▶ _REQUIRED WORK_:
Write out the following lines exactly as they appear.

Stored data entries
* * * *

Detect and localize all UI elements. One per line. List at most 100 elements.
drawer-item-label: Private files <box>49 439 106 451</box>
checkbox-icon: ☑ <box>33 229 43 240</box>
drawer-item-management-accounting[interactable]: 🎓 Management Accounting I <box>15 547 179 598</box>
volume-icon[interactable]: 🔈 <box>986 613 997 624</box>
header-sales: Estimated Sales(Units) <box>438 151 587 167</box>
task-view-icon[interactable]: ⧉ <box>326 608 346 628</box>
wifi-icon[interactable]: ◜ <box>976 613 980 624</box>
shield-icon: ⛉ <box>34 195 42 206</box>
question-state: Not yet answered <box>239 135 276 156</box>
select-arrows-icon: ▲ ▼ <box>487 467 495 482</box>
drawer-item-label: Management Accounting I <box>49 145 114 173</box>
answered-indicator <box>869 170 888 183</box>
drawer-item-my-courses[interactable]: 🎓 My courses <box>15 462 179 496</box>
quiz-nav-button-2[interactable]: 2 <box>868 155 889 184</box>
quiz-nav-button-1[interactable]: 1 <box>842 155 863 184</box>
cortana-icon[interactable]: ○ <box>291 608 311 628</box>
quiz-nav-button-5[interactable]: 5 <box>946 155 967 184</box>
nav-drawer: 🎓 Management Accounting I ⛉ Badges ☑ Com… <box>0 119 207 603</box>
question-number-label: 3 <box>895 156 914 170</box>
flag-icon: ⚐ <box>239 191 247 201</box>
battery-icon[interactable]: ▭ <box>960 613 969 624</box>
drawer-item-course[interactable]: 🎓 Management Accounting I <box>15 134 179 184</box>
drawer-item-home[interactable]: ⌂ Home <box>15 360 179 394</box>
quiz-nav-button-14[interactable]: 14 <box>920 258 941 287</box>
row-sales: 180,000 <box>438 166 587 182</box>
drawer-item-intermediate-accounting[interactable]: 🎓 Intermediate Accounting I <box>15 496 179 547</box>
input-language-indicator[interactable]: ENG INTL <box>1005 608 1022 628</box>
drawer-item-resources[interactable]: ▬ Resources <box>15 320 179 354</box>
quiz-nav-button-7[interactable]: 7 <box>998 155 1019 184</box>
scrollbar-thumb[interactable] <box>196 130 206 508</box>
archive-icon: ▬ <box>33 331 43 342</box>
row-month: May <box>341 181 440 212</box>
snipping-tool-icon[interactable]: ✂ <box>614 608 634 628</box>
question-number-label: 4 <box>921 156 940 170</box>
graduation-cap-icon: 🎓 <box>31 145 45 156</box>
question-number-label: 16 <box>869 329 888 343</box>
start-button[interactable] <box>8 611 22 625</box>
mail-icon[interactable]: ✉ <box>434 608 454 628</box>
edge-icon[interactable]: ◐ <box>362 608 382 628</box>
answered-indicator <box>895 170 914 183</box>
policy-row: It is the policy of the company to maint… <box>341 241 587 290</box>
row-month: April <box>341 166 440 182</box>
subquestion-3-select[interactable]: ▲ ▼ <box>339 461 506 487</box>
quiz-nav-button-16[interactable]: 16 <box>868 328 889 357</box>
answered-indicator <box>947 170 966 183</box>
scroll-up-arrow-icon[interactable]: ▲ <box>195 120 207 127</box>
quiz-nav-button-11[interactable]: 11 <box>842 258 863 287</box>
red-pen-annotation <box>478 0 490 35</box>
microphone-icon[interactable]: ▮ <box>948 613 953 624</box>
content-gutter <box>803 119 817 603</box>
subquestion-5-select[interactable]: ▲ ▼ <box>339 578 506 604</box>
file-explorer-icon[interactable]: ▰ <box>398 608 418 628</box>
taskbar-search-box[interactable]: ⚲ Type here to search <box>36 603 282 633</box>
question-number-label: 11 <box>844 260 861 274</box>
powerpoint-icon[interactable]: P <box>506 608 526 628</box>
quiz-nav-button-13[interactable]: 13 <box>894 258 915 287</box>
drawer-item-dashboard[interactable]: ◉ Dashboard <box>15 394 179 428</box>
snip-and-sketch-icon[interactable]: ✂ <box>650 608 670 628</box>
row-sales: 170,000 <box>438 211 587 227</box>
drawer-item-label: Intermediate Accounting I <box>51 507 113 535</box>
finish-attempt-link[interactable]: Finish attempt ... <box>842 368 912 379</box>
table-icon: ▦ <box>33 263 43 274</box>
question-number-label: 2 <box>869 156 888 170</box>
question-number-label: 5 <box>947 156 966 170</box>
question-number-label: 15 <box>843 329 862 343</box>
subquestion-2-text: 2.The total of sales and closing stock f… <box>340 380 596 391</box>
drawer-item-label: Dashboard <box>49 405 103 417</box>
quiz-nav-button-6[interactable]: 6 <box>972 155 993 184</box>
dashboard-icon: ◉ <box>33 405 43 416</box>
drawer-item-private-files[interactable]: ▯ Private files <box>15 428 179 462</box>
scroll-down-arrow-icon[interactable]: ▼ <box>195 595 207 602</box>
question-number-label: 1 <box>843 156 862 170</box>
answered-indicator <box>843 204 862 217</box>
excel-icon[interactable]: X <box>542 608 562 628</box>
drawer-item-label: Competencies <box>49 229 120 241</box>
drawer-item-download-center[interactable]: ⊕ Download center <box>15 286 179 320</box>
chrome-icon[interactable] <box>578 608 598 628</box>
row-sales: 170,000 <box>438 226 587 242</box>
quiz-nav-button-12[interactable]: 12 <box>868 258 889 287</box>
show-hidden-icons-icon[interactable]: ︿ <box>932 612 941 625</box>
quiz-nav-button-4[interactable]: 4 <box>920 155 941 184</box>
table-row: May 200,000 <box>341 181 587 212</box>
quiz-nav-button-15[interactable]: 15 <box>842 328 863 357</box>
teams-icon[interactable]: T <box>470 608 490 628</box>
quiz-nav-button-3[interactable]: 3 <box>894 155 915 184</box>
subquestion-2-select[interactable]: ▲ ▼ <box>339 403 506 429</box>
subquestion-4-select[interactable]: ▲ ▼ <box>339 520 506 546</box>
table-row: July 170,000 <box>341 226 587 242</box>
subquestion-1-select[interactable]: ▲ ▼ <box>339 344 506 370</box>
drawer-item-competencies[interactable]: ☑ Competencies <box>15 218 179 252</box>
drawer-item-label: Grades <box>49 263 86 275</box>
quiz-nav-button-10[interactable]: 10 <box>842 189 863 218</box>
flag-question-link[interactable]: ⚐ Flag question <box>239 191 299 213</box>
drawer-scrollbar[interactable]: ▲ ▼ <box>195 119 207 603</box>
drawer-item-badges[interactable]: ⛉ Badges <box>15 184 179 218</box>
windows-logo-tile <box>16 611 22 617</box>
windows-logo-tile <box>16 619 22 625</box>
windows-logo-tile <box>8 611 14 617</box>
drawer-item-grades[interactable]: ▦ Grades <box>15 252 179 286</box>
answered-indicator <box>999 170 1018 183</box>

* * * *

▶ _THE SOLUTION_:
Detect and localize all UI elements. One per line. List at most 100 elements.
drawer-item-label: Private files <box>49 439 106 451</box>
checkbox-icon: ☑ <box>33 229 43 240</box>
drawer-item-management-accounting[interactable]: 🎓 Management Accounting I <box>15 547 179 598</box>
volume-icon[interactable]: 🔈 <box>986 613 997 624</box>
header-sales: Estimated Sales(Units) <box>438 151 587 167</box>
task-view-icon[interactable]: ⧉ <box>326 608 346 628</box>
wifi-icon[interactable]: ◜ <box>976 613 980 624</box>
shield-icon: ⛉ <box>34 195 42 206</box>
question-state: Not yet answered <box>239 135 276 156</box>
select-arrows-icon: ▲ ▼ <box>487 467 495 482</box>
drawer-item-label: Management Accounting I <box>49 145 114 173</box>
answered-indicator <box>869 170 888 183</box>
drawer-item-my-courses[interactable]: 🎓 My courses <box>15 462 179 496</box>
quiz-nav-button-2[interactable]: 2 <box>868 155 889 184</box>
quiz-nav-button-1[interactable]: 1 <box>842 155 863 184</box>
cortana-icon[interactable]: ○ <box>291 608 311 628</box>
quiz-nav-button-5[interactable]: 5 <box>946 155 967 184</box>
nav-drawer: 🎓 Management Accounting I ⛉ Badges ☑ Com… <box>0 119 207 603</box>
question-number-label: 3 <box>895 156 914 170</box>
flag-icon: ⚐ <box>239 191 247 201</box>
battery-icon[interactable]: ▭ <box>960 613 969 624</box>
drawer-item-course[interactable]: 🎓 Management Accounting I <box>15 134 179 184</box>
drawer-item-home[interactable]: ⌂ Home <box>15 360 179 394</box>
quiz-nav-button-14[interactable]: 14 <box>920 258 941 287</box>
row-sales: 180,000 <box>438 166 587 182</box>
drawer-item-intermediate-accounting[interactable]: 🎓 Intermediate Accounting I <box>15 496 179 547</box>
input-language-indicator[interactable]: ENG INTL <box>1005 608 1022 628</box>
drawer-item-resources[interactable]: ▬ Resources <box>15 320 179 354</box>
quiz-nav-button-7[interactable]: 7 <box>998 155 1019 184</box>
scrollbar-thumb[interactable] <box>196 130 206 508</box>
archive-icon: ▬ <box>33 331 43 342</box>
row-month: May <box>341 181 440 212</box>
snipping-tool-icon[interactable]: ✂ <box>614 608 634 628</box>
question-number-label: 4 <box>921 156 940 170</box>
graduation-cap-icon: 🎓 <box>31 145 45 156</box>
question-number-label: 16 <box>869 329 888 343</box>
start-button[interactable] <box>8 611 22 625</box>
mail-icon[interactable]: ✉ <box>434 608 454 628</box>
edge-icon[interactable]: ◐ <box>362 608 382 628</box>
answered-indicator <box>895 170 914 183</box>
policy-row: It is the policy of the company to maint… <box>341 241 587 290</box>
row-month: April <box>341 166 440 182</box>
subquestion-3-select[interactable]: ▲ ▼ <box>339 461 506 487</box>
quiz-nav-button-16[interactable]: 16 <box>868 328 889 357</box>
answered-indicator <box>947 170 966 183</box>
scroll-up-arrow-icon[interactable]: ▲ <box>195 120 207 127</box>
quiz-nav-button-11[interactable]: 11 <box>842 258 863 287</box>
red-pen-annotation <box>478 0 490 35</box>
microphone-icon[interactable]: ▮ <box>948 613 953 624</box>
content-gutter <box>803 119 817 603</box>
subquestion-5-select[interactable]: ▲ ▼ <box>339 578 506 604</box>
file-explorer-icon[interactable]: ▰ <box>398 608 418 628</box>
taskbar-search-box[interactable]: ⚲ Type here to search <box>36 603 282 633</box>
question-number-label: 11 <box>844 260 861 274</box>
powerpoint-icon[interactable]: P <box>506 608 526 628</box>
quiz-nav-button-13[interactable]: 13 <box>894 258 915 287</box>
drawer-item-dashboard[interactable]: ◉ Dashboard <box>15 394 179 428</box>
snip-and-sketch-icon[interactable]: ✂ <box>650 608 670 628</box>
row-sales: 170,000 <box>438 211 587 227</box>
drawer-item-label: Intermediate Accounting I <box>51 507 113 535</box>
finish-attempt-link[interactable]: Finish attempt ... <box>842 368 912 379</box>
table-icon: ▦ <box>33 263 43 274</box>
question-number-label: 2 <box>869 156 888 170</box>
question-number-label: 5 <box>947 156 966 170</box>
question-number-label: 15 <box>843 329 862 343</box>
subquestion-2-text: 2.The total of sales and closing stock f… <box>340 380 596 391</box>
drawer-item-label: Dashboard <box>49 405 103 417</box>
quiz-nav-button-6[interactable]: 6 <box>972 155 993 184</box>
dashboard-icon: ◉ <box>33 405 43 416</box>
drawer-item-private-files[interactable]: ▯ Private files <box>15 428 179 462</box>
scroll-down-arrow-icon[interactable]: ▼ <box>195 595 207 602</box>
question-number-label: 1 <box>843 156 862 170</box>
answered-indicator <box>843 204 862 217</box>
excel-icon[interactable]: X <box>542 608 562 628</box>
drawer-item-label: Competencies <box>49 229 120 241</box>
drawer-item-download-center[interactable]: ⊕ Download center <box>15 286 179 320</box>
chrome-icon[interactable] <box>578 608 598 628</box>
row-sales: 170,000 <box>438 226 587 242</box>
quiz-nav-button-12[interactable]: 12 <box>868 258 889 287</box>
show-hidden-icons-icon[interactable]: ︿ <box>932 612 941 625</box>
quiz-nav-button-4[interactable]: 4 <box>920 155 941 184</box>
table-row: May 200,000 <box>341 181 587 212</box>
quiz-nav-button-15[interactable]: 15 <box>842 328 863 357</box>
teams-icon[interactable]: T <box>470 608 490 628</box>
quiz-nav-button-3[interactable]: 3 <box>894 155 915 184</box>
subquestion-2-select[interactable]: ▲ ▼ <box>339 403 506 429</box>
subquestion-4-select[interactable]: ▲ ▼ <box>339 520 506 546</box>
table-row: July 170,000 <box>341 226 587 242</box>
subquestion-1-select[interactable]: ▲ ▼ <box>339 344 506 370</box>
drawer-item-competencies[interactable]: ☑ Competencies <box>15 218 179 252</box>
drawer-item-label: Grades <box>49 263 86 275</box>
quiz-nav-button-10[interactable]: 10 <box>842 189 863 218</box>
flag-question-link[interactable]: ⚐ Flag question <box>239 191 299 213</box>
drawer-scrollbar[interactable]: ▲ ▼ <box>195 119 207 603</box>
drawer-item-badges[interactable]: ⛉ Badges <box>15 184 179 218</box>
windows-logo-tile <box>16 611 22 617</box>
windows-logo-tile <box>16 619 22 625</box>
windows-logo-tile <box>8 611 14 617</box>
drawer-item-grades[interactable]: ▦ Grades <box>15 252 179 286</box>
answered-indicator <box>999 170 1018 183</box>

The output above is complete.